Written instruction =
Produce a verbatim copy of the entries listed below.

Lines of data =
□ □ □ □ □
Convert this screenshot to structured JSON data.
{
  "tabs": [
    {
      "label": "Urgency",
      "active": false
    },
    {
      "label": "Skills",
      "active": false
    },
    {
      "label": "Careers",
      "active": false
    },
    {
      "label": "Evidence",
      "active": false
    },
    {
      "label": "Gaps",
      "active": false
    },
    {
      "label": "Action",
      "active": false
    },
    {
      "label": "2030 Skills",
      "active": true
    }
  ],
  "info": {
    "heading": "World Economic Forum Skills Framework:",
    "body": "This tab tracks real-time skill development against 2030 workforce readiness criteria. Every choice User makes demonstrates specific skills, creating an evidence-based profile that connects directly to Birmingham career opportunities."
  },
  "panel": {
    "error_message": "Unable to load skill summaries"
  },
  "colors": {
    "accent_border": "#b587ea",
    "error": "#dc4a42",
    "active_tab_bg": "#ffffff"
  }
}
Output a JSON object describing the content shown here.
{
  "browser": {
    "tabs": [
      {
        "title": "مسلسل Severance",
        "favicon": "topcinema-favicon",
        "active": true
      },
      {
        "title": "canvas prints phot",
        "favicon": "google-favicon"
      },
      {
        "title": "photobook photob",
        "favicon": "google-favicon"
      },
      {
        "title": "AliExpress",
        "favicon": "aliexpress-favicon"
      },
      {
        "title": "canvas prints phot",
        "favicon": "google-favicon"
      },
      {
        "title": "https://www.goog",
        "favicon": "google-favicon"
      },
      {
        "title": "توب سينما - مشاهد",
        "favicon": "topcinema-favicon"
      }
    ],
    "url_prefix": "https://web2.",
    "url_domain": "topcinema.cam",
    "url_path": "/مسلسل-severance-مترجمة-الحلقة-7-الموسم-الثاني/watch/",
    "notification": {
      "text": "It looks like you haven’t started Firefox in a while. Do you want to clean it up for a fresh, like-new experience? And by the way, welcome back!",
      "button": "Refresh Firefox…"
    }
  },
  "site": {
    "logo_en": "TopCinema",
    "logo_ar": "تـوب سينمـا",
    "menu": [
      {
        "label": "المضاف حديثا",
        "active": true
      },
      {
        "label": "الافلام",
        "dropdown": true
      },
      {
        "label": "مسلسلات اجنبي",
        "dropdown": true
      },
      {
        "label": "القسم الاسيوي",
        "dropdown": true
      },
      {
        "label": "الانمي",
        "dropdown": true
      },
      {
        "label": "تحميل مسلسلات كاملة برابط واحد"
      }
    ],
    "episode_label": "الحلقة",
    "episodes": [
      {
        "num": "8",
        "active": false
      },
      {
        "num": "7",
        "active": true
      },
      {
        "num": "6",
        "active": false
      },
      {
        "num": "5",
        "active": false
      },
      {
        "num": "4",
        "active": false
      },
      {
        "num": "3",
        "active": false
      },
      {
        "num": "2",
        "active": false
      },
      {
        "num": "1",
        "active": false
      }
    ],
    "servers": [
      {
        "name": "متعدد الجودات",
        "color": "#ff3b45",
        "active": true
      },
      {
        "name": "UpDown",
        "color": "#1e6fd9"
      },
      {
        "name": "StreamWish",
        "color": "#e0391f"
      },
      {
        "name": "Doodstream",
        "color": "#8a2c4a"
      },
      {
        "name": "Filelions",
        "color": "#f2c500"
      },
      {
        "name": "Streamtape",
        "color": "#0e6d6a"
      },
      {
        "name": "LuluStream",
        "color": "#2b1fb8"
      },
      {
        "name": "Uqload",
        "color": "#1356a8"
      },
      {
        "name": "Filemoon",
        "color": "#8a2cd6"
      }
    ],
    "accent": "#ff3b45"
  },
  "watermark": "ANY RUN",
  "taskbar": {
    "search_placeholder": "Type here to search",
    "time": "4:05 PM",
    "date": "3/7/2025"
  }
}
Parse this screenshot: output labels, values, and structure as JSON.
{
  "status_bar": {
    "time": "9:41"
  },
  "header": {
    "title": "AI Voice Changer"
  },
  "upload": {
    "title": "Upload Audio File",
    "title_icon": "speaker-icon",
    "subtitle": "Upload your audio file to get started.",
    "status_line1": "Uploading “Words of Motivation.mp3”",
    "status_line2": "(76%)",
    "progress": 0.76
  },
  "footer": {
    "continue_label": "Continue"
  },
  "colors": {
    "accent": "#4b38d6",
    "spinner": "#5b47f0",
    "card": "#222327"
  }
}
□ □ □ □ □
Completed task =
Convert this screenshot to structured JSON data.
{
  "tabs": [
    {
      "label": "Urgency",
      "active": false
    },
    {
      "label": "Skills",
      "active": false
    },
    {
      "label": "Careers",
      "active": false
    },
    {
      "label": "Evidence",
      "active": false
    },
    {
      "label": "Gaps",
      "active": false
    },
    {
      "label": "Action",
      "active": false
    },
    {
      "label": "2030 Skills",
      "active": true
    }
  ],
  "info": {
    "heading": "World Economic Forum Skills Framework:",
    "body": "This tab tracks real-time skill development against 2030 workforce readiness criteria. Every choice User makes demonstrates specific skills, creating an evidence-based profile that connects directly to Birmingham career opportunities."
  },
  "panel": {
    "error_message": "Unable to load skill summaries"
  },
  "colors": {
    "accent_border": "#b587ea",
    "error": "#dc4a42",
    "active_tab_bg": "#ffffff"
  }
}
Output a JSON object describing the content shown here.
{
  "browser": {
    "tabs": [
      {
        "title": "مسلسل Severance",
        "favicon": "topcinema-favicon",
        "active": true
      },
      {
        "title": "canvas prints phot",
        "favicon": "google-favicon"
      },
      {
        "title": "photobook photob",
        "favicon": "google-favicon"
      },
      {
        "title": "AliExpress",
        "favicon": "aliexpress-favicon"
      },
      {
        "title": "canvas prints phot",
        "favicon": "google-favicon"
      },
      {
        "title": "https://www.goog",
        "favicon": "google-favicon"
      },
      {
        "title": "توب سينما - مشاهد",
        "favicon": "topcinema-favicon"
      }
    ],
    "url_prefix": "https://web2.",
    "url_domain": "topcinema.cam",
    "url_path": "/مسلسل-severance-مترجمة-الحلقة-7-الموسم-الثاني/watch/",
    "notification": {
      "text": "It looks like you haven’t started Firefox in a while. Do you want to clean it up for a fresh, like-new experience? And by the way, welcome back!",
      "button": "Refresh Firefox…"
    }
  },
  "site": {
    "logo_en": "TopCinema",
    "logo_ar": "تـوب سينمـا",
    "menu": [
      {
        "label": "المضاف حديثا",
        "active": true
      },
      {
        "label": "الافلام",
        "dropdown": true
      },
      {
        "label": "مسلسلات اجنبي",
        "dropdown": true
      },
      {
        "label": "القسم الاسيوي",
        "dropdown": true
      },
      {
        "label": "الانمي",
        "dropdown": true
      },
      {
        "label": "تحميل مسلسلات كاملة برابط واحد"
      }
    ],
    "episode_label": "الحلقة",
    "episodes": [
      {
        "num": "8",
        "active": false
      },
      {
        "num": "7",
        "active": true
      },
      {
        "num": "6",
        "active": false
      },
      {
        "num": "5",
        "active": false
      },
      {
        "num": "4",
        "active": false
      },
      {
        "num": "3",
        "active": false
      },
      {
        "num": "2",
        "active": false
      },
      {
        "num": "1",
        "active": false
      }
    ],
    "servers": [
      {
        "name": "متعدد الجودات",
        "color": "#ff3b45",
        "active": true
      },
      {
        "name": "UpDown",
        "color": "#1e6fd9"
      },
      {
        "name": "StreamWish",
        "color": "#e0391f"
      },
      {
        "name": "Doodstream",
        "color": "#8a2c4a"
      },
      {
        "name": "Filelions",
        "color": "#f2c500"
      },
      {
        "name": "Streamtape",
        "color": "#0e6d6a"
      },
      {
        "name": "LuluStream",
        "color": "#2b1fb8"
      },
      {
        "name": "Uqload",
        "color": "#1356a8"
      },
      {
        "name": "Filemoon",
        "color": "#8a2cd6"
      }
    ],
    "accent": "#ff3b45"
  },
  "watermark": "ANY RUN",
  "taskbar": {
    "search_placeholder": "Type here to search",
    "time": "4:05 PM",
    "date": "3/7/2025"
  }
}
Parse this screenshot: output labels, values, and structure as JSON.
{
  "status_bar": {
    "time": "9:41"
  },
  "header": {
    "title": "AI Voice Changer"
  },
  "upload": {
    "title": "Upload Audio File",
    "title_icon": "speaker-icon",
    "subtitle": "Upload your audio file to get started.",
    "status_line1": "Uploading “Words of Motivation.mp3”",
    "status_line2": "(76%)",
    "progress": 0.76
  },
  "footer": {
    "continue_label": "Continue"
  },
  "colors": {
    "accent": "#4b38d6",
    "spinner": "#5b47f0",
    "card": "#222327"
  }
}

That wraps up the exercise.